Without the pictures, repeat the listing character for character.

THE INPUT:

====

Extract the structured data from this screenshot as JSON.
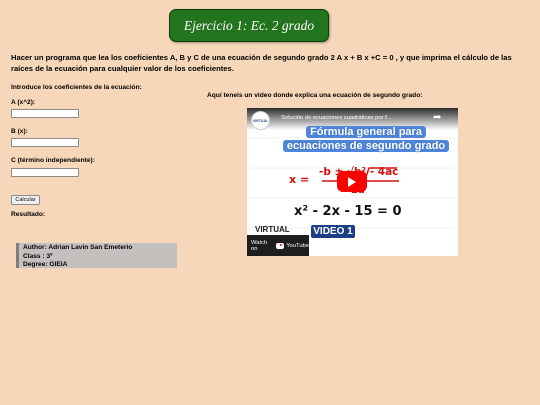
{
  "header": {
    "title": "Ejercicio 1: Ec. 2 grado"
  },
  "description": "Hacer un programa que lea los coeficientes A, B y C de una ecuación de segundo grado 2 A x + B x +C = 0 , y que imprima el cálculo de las raíces de la ecuación para cualquier valor de los coeficientes.",
  "form": {
    "intro": "Introduce los coeficientes de la ecuación:",
    "a_label": "A (x^2):",
    "b_label": "B (x):",
    "c_label": "C (término independiente):",
    "a_value": "",
    "b_value": "",
    "c_value": "",
    "button_label": "Calcular",
    "result_label": "Resultado:"
  },
  "author": {
    "name": "Author: Adrian Lavin San Emeterio",
    "class": "Class : 3º",
    "degree": "Degree: GIEIA"
  },
  "video": {
    "caption": "Aquí teneis un video donde explica una ecuación de segundo grado:",
    "title": "Solución de ecuaciones cuadráticas por f...",
    "channel_logo": "VIRTUAL",
    "banner_line1": "Fórmula general para",
    "banner_line2": "ecuaciones de segundo grado",
    "formula_lhs": "x =",
    "formula_num": "-b ± √b² - 4ac",
    "formula_den": "2a",
    "equation": "x² - 2x - 15 = 0",
    "badge": "VIDEO 1",
    "watermark": "VIRTUAL",
    "watch_on": "Watch on",
    "platform": "YouTube",
    "colors": {
      "banner": "#4f86da",
      "play": "#ff0000",
      "badge": "#1d3f87"
    },
    "icons": [
      "share-icon",
      "play-icon",
      "youtube-icon"
    ]
  }
}
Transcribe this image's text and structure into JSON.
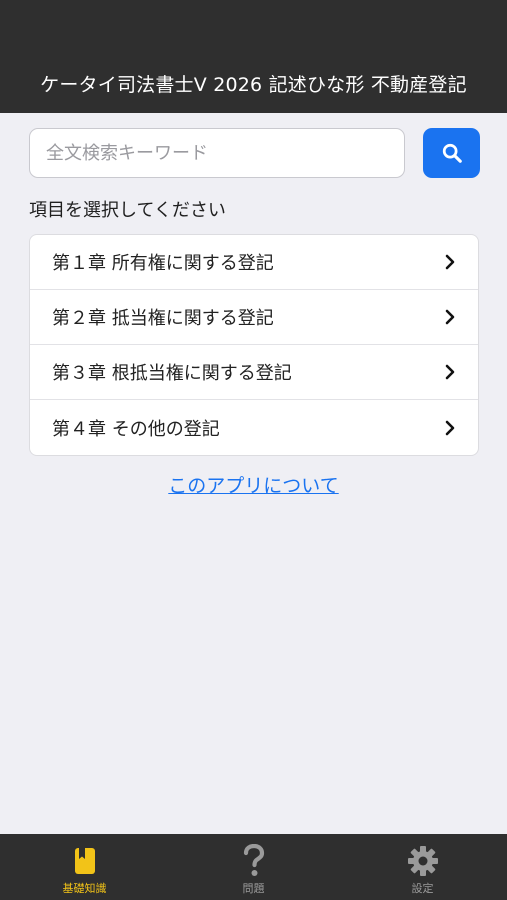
{
  "header": {
    "title": "ケータイ司法書士V 2026 記述ひな形 不動産登記"
  },
  "search": {
    "placeholder": "全文検索キーワード",
    "value": ""
  },
  "prompt": "項目を選択してください",
  "chapters": [
    {
      "label": "第１章 所有権に関する登記"
    },
    {
      "label": "第２章 抵当権に関する登記"
    },
    {
      "label": "第３章 根抵当権に関する登記"
    },
    {
      "label": "第４章 その他の登記"
    }
  ],
  "about_link": "このアプリについて",
  "tabbar": {
    "tabs": [
      {
        "label": "基礎知識",
        "icon": "book-icon",
        "active": true
      },
      {
        "label": "問題",
        "icon": "question-icon",
        "active": false
      },
      {
        "label": "設定",
        "icon": "gear-icon",
        "active": false
      }
    ]
  },
  "colors": {
    "accent": "#1a73f0",
    "active_tab": "#f2c318",
    "bar": "#2f2f2f",
    "background": "#efeff4"
  }
}
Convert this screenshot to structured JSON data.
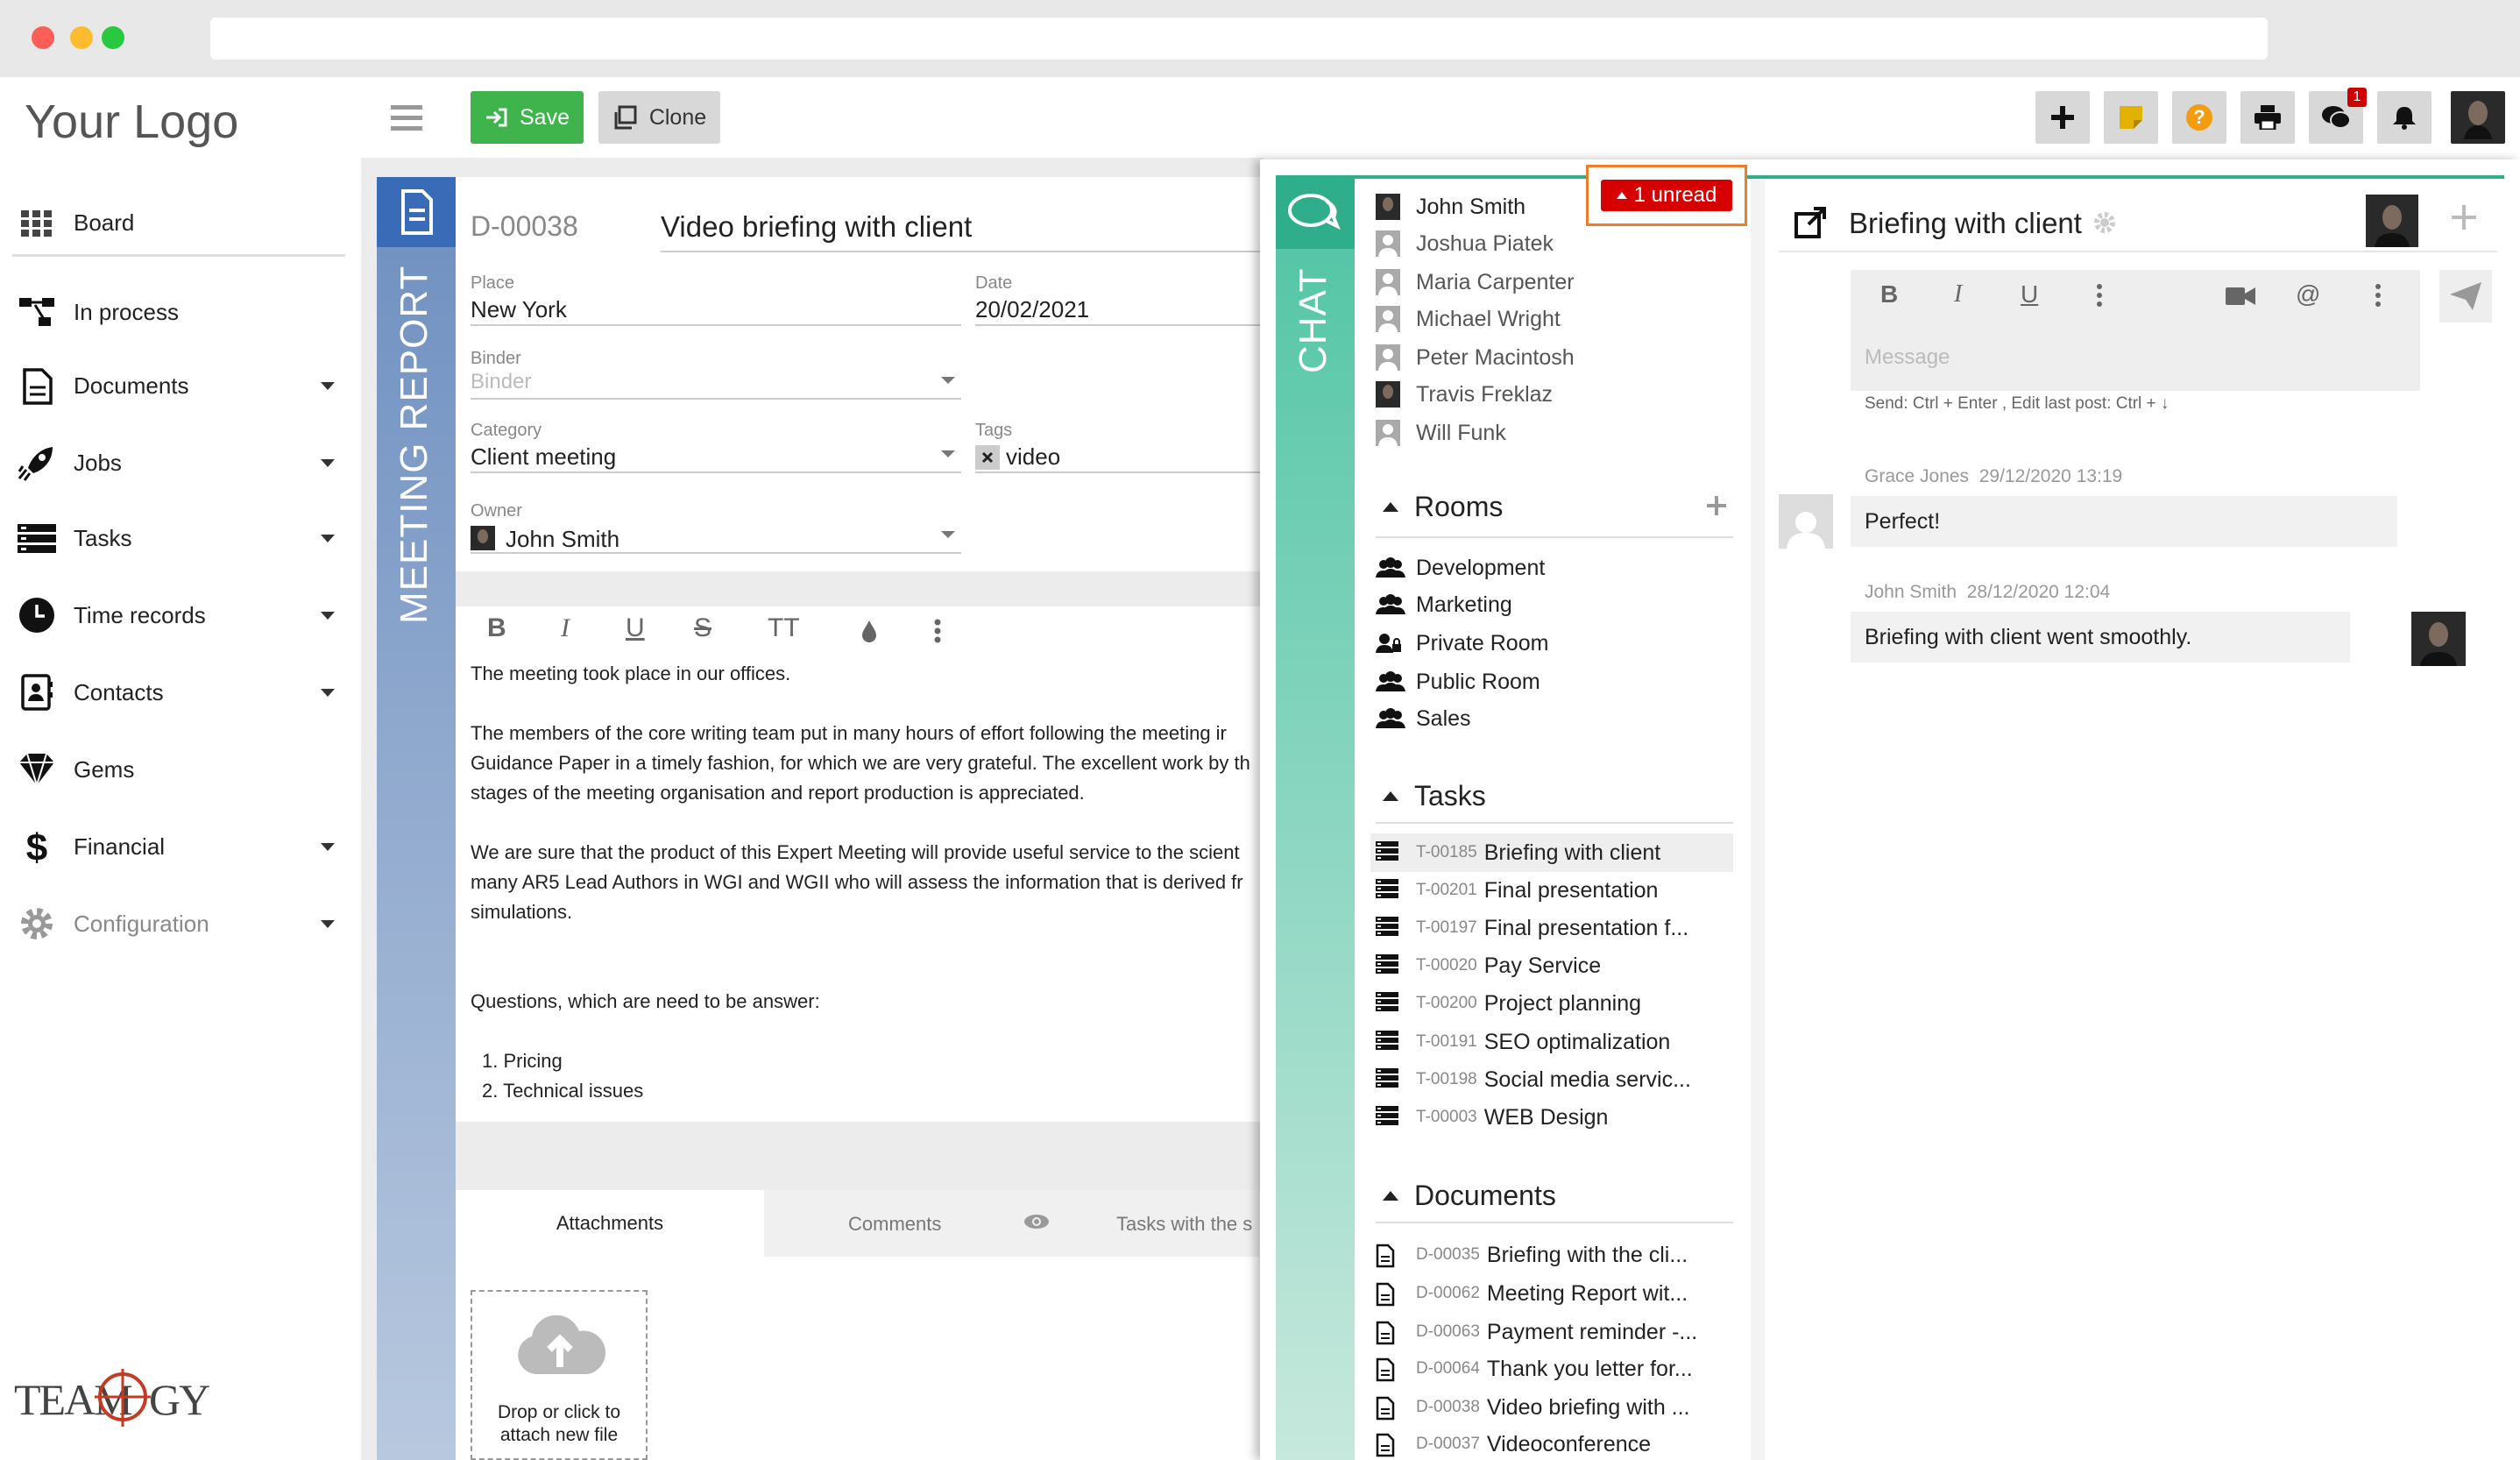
{
  "window": {
    "url": ""
  },
  "logo": {
    "text": "Your Logo"
  },
  "brand": {
    "footer_logo": "TEAMOGY"
  },
  "nav": {
    "items": [
      {
        "label": "Board",
        "icon": "grid-icon"
      },
      {
        "label": "In process",
        "icon": "flow-icon"
      },
      {
        "label": "Documents",
        "icon": "document-icon"
      },
      {
        "label": "Jobs",
        "icon": "rocket-icon"
      },
      {
        "label": "Tasks",
        "icon": "tasks-icon"
      },
      {
        "label": "Time records",
        "icon": "clock-icon"
      },
      {
        "label": "Contacts",
        "icon": "contact-icon"
      },
      {
        "label": "Gems",
        "icon": "diamond-icon"
      },
      {
        "label": "Financial",
        "icon": "dollar-icon"
      },
      {
        "label": "Configuration",
        "icon": "gear-icon"
      }
    ]
  },
  "toolbar": {
    "save_label": "Save",
    "clone_label": "Clone",
    "chat_badge": "1",
    "icons": [
      "plus-icon",
      "note-icon",
      "help-icon",
      "print-icon",
      "chat-icon",
      "bell-icon",
      "user-avatar"
    ]
  },
  "document": {
    "side_label": "MEETING REPORT",
    "id": "D-00038",
    "title": "Video briefing with client",
    "place_label": "Place",
    "place_value": "New York",
    "date_label": "Date",
    "date_value": "20/02/2021",
    "binder_label": "Binder",
    "binder_placeholder": "Binder",
    "category_label": "Category",
    "category_value": "Client meeting",
    "tags_label": "Tags",
    "tags_value": "video",
    "owner_label": "Owner",
    "owner_value": "John Smith",
    "editor_tools": [
      "B",
      "I",
      "U",
      "S",
      "TT",
      "ink",
      "more"
    ],
    "body": [
      "The meeting took place in our offices.",
      "The members of the core writing team put in many hours of effort following the meeting ir",
      "Guidance Paper in a timely fashion, for which we are very grateful. The excellent work by th",
      "stages of the meeting organisation and report production is appreciated.",
      "We are sure that the product of this Expert Meeting will provide useful service to the scient",
      "many AR5 Lead Authors in WGI and WGII who will assess the information that is derived fr",
      "simulations.",
      "Questions, which are need to be answer:",
      "1.  Pricing",
      "2. Technical issues"
    ],
    "tabs": {
      "attachments": "Attachments",
      "comments": "Comments",
      "tasks": "Tasks with the s"
    },
    "dropzone_line1": "Drop or click to",
    "dropzone_line2": "attach new file"
  },
  "chat": {
    "side_label": "CHAT",
    "unread_label": "1 unread",
    "people": [
      {
        "name": "John Smith",
        "avatar": "photo"
      },
      {
        "name": "Joshua Piatek",
        "avatar": "default"
      },
      {
        "name": "Maria Carpenter",
        "avatar": "default"
      },
      {
        "name": "Michael Wright",
        "avatar": "default"
      },
      {
        "name": "Peter Macintosh",
        "avatar": "default"
      },
      {
        "name": "Travis Freklaz",
        "avatar": "photo"
      },
      {
        "name": "Will Funk",
        "avatar": "default"
      }
    ],
    "rooms_title": "Rooms",
    "rooms": [
      {
        "name": "Development",
        "icon": "group-icon"
      },
      {
        "name": "Marketing",
        "icon": "group-icon"
      },
      {
        "name": "Private Room",
        "icon": "private-group-icon"
      },
      {
        "name": "Public Room",
        "icon": "group-icon"
      },
      {
        "name": "Sales",
        "icon": "group-icon"
      }
    ],
    "tasks_title": "Tasks",
    "tasks": [
      {
        "id": "T-00185",
        "name": "Briefing with client"
      },
      {
        "id": "T-00201",
        "name": "Final presentation"
      },
      {
        "id": "T-00197",
        "name": "Final presentation f..."
      },
      {
        "id": "T-00020",
        "name": "Pay Service"
      },
      {
        "id": "T-00200",
        "name": "Project planning"
      },
      {
        "id": "T-00191",
        "name": "SEO optimalization"
      },
      {
        "id": "T-00198",
        "name": "Social media servic..."
      },
      {
        "id": "T-00003",
        "name": "WEB Design"
      }
    ],
    "documents_title": "Documents",
    "documents": [
      {
        "id": "D-00035",
        "name": "Briefing with the cli..."
      },
      {
        "id": "D-00062",
        "name": "Meeting Report wit..."
      },
      {
        "id": "D-00063",
        "name": "Payment reminder -..."
      },
      {
        "id": "D-00064",
        "name": "Thank you letter for..."
      },
      {
        "id": "D-00038",
        "name": "Video briefing with ..."
      },
      {
        "id": "D-00037",
        "name": "Videoconference"
      }
    ],
    "conversation": {
      "title": "Briefing with client",
      "message_placeholder": "Message",
      "hint": "Send: Ctrl + Enter , Edit last post: Ctrl + ↓",
      "messages": [
        {
          "author": "Grace Jones",
          "time": "29/12/2020 13:19",
          "text": "Perfect!"
        },
        {
          "author": "John Smith",
          "time": "28/12/2020 12:04",
          "text": "Briefing with client went smoothly."
        }
      ]
    }
  },
  "colors": {
    "save": "#3fb44c",
    "doc_accent": "#3a6bb6",
    "chat_accent": "#2fae8b",
    "unread": "#d70000",
    "highlight": "#f07c2a"
  }
}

====

RESULT:
Extract the structured data from this screenshot as JSON.
{
  "header": {
    "title": "Ejercicio 1: Ec. 2 grado"
  },
  "description": "Hacer un programa que lea los coeficientes A, B y C de una ecuación de segundo grado 2 A x + B x +C = 0 , y que imprima el cálculo de las raíces de la ecuación para cualquier valor de los coeficientes.",
  "form": {
    "intro": "Introduce los coeficientes de la ecuación:",
    "a_label": "A (x^2):",
    "b_label": "B (x):",
    "c_label": "C (término independiente):",
    "a_value": "",
    "b_value": "",
    "c_value": "",
    "button_label": "Calcular",
    "result_label": "Resultado:"
  },
  "author": {
    "name": "Author: Adrian Lavin San Emeterio",
    "class": "Class : 3º",
    "degree": "Degree: GIEIA"
  },
  "video": {
    "caption": "Aquí teneis un video donde explica una ecuación de segundo grado:",
    "title": "Solución de ecuaciones cuadráticas por f...",
    "channel_logo": "VIRTUAL",
    "banner_line1": "Fórmula general para",
    "banner_line2": "ecuaciones de segundo grado",
    "formula_lhs": "x =",
    "formula_num": "-b ± √b² - 4ac",
    "formula_den": "2a",
    "equation": "x² - 2x - 15 = 0",
    "badge": "VIDEO 1",
    "watermark": "VIRTUAL",
    "watch_on": "Watch on",
    "platform": "YouTube",
    "colors": {
      "banner": "#4f86da",
      "play": "#ff0000",
      "badge": "#1d3f87"
    },
    "icons": [
      "share-icon",
      "play-icon",
      "youtube-icon"
    ]
  }
}
Transcribe this image's text and structure into JSON.
{
  "header": {
    "title": "ケータイ司法書士V 2026 記述ひな形 不動産登記"
  },
  "search": {
    "placeholder": "全文検索キーワード",
    "value": ""
  },
  "prompt": "項目を選択してください",
  "chapters": [
    {
      "label": "第１章 所有権に関する登記"
    },
    {
      "label": "第２章 抵当権に関する登記"
    },
    {
      "label": "第３章 根抵当権に関する登記"
    },
    {
      "label": "第４章 その他の登記"
    }
  ],
  "about_link": "このアプリについて",
  "tabbar": {
    "tabs": [
      {
        "label": "基礎知識",
        "icon": "book-icon",
        "active": true
      },
      {
        "label": "問題",
        "icon": "question-icon",
        "active": false
      },
      {
        "label": "設定",
        "icon": "gear-icon",
        "active": false
      }
    ]
  },
  "colors": {
    "accent": "#1a73f0",
    "active_tab": "#f2c318",
    "bar": "#2f2f2f",
    "background": "#efeff4"
  }
}
Convert this screenshot to structured JSON data.
{
  "window": {
    "url": ""
  },
  "logo": {
    "text": "Your Logo"
  },
  "brand": {
    "footer_logo": "TEAMOGY"
  },
  "nav": {
    "items": [
      {
        "label": "Board",
        "icon": "grid-icon"
      },
      {
        "label": "In process",
        "icon": "flow-icon"
      },
      {
        "label": "Documents",
        "icon": "document-icon"
      },
      {
        "label": "Jobs",
        "icon": "rocket-icon"
      },
      {
        "label": "Tasks",
        "icon": "tasks-icon"
      },
      {
        "label": "Time records",
        "icon": "clock-icon"
      },
      {
        "label": "Contacts",
        "icon": "contact-icon"
      },
      {
        "label": "Gems",
        "icon": "diamond-icon"
      },
      {
        "label": "Financial",
        "icon": "dollar-icon"
      },
      {
        "label": "Configuration",
        "icon": "gear-icon"
      }
    ]
  },
  "toolbar": {
    "save_label": "Save",
    "clone_label": "Clone",
    "chat_badge": "1",
    "icons": [
      "plus-icon",
      "note-icon",
      "help-icon",
      "print-icon",
      "chat-icon",
      "bell-icon",
      "user-avatar"
    ]
  },
  "document": {
    "side_label": "MEETING REPORT",
    "id": "D-00038",
    "title": "Video briefing with client",
    "place_label": "Place",
    "place_value": "New York",
    "date_label": "Date",
    "date_value": "20/02/2021",
    "binder_label": "Binder",
    "binder_placeholder": "Binder",
    "category_label": "Category",
    "category_value": "Client meeting",
    "tags_label": "Tags",
    "tags_value": "video",
    "owner_label": "Owner",
    "owner_value": "John Smith",
    "editor_tools": [
      "B",
      "I",
      "U",
      "S",
      "TT",
      "ink",
      "more"
    ],
    "body": [
      "The meeting took place in our offices.",
      "The members of the core writing team put in many hours of effort following the meeting ir",
      "Guidance Paper in a timely fashion, for which we are very grateful. The excellent work by th",
      "stages of the meeting organisation and report production is appreciated.",
      "We are sure that the product of this Expert Meeting will provide useful service to the scient",
      "many AR5 Lead Authors in WGI and WGII who will assess the information that is derived fr",
      "simulations.",
      "Questions, which are need to be answer:",
      "1.  Pricing",
      "2. Technical issues"
    ],
    "tabs": {
      "attachments": "Attachments",
      "comments": "Comments",
      "tasks": "Tasks with the s"
    },
    "dropzone_line1": "Drop or click to",
    "dropzone_line2": "attach new file"
  },
  "chat": {
    "side_label": "CHAT",
    "unread_label": "1 unread",
    "people": [
      {
        "name": "John Smith",
        "avatar": "photo"
      },
      {
        "name": "Joshua Piatek",
        "avatar": "default"
      },
      {
        "name": "Maria Carpenter",
        "avatar": "default"
      },
      {
        "name": "Michael Wright",
        "avatar": "default"
      },
      {
        "name": "Peter Macintosh",
        "avatar": "default"
      },
      {
        "name": "Travis Freklaz",
        "avatar": "photo"
      },
      {
        "name": "Will Funk",
        "avatar": "default"
      }
    ],
    "rooms_title": "Rooms",
    "rooms": [
      {
        "name": "Development",
        "icon": "group-icon"
      },
      {
        "name": "Marketing",
        "icon": "group-icon"
      },
      {
        "name": "Private Room",
        "icon": "private-group-icon"
      },
      {
        "name": "Public Room",
        "icon": "group-icon"
      },
      {
        "name": "Sales",
        "icon": "group-icon"
      }
    ],
    "tasks_title": "Tasks",
    "tasks": [
      {
        "id": "T-00185",
        "name": "Briefing with client"
      },
      {
        "id": "T-00201",
        "name": "Final presentation"
      },
      {
        "id": "T-00197",
        "name": "Final presentation f..."
      },
      {
        "id": "T-00020",
        "name": "Pay Service"
      },
      {
        "id": "T-00200",
        "name": "Project planning"
      },
      {
        "id": "T-00191",
        "name": "SEO optimalization"
      },
      {
        "id": "T-00198",
        "name": "Social media servic..."
      },
      {
        "id": "T-00003",
        "name": "WEB Design"
      }
    ],
    "documents_title": "Documents",
    "documents": [
      {
        "id": "D-00035",
        "name": "Briefing with the cli..."
      },
      {
        "id": "D-00062",
        "name": "Meeting Report wit..."
      },
      {
        "id": "D-00063",
        "name": "Payment reminder -..."
      },
      {
        "id": "D-00064",
        "name": "Thank you letter for..."
      },
      {
        "id": "D-00038",
        "name": "Video briefing with ..."
      },
      {
        "id": "D-00037",
        "name": "Videoconference"
      }
    ],
    "conversation": {
      "title": "Briefing with client",
      "message_placeholder": "Message",
      "hint": "Send: Ctrl + Enter , Edit last post: Ctrl + ↓",
      "messages": [
        {
          "author": "Grace Jones",
          "time": "29/12/2020 13:19",
          "text": "Perfect!"
        },
        {
          "author": "John Smith",
          "time": "28/12/2020 12:04",
          "text": "Briefing with client went smoothly."
        }
      ]
    }
  },
  "colors": {
    "save": "#3fb44c",
    "doc_accent": "#3a6bb6",
    "chat_accent": "#2fae8b",
    "unread": "#d70000",
    "highlight": "#f07c2a"
  }
}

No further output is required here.